### Recorded information
====
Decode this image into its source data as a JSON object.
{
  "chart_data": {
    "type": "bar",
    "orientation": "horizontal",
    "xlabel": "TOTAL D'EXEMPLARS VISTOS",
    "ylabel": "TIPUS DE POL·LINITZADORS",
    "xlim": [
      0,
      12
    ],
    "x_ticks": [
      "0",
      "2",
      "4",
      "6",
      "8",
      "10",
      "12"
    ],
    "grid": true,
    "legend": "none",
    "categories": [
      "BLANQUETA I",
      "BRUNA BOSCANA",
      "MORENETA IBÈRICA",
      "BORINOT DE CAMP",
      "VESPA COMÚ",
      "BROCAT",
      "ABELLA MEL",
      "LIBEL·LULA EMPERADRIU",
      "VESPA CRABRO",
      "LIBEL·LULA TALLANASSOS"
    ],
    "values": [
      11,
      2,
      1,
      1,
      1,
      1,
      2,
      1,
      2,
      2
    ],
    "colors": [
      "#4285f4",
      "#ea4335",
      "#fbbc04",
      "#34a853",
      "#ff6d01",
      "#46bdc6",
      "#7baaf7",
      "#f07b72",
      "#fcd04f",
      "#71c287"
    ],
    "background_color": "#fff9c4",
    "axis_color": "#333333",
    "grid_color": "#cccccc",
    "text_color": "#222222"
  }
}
====
Using the material above, gather every line that includes "LULA".

### Response
      "LIBEL·LULA EMPERADRIU",
      "LIBEL·LULA TALLANASSOS"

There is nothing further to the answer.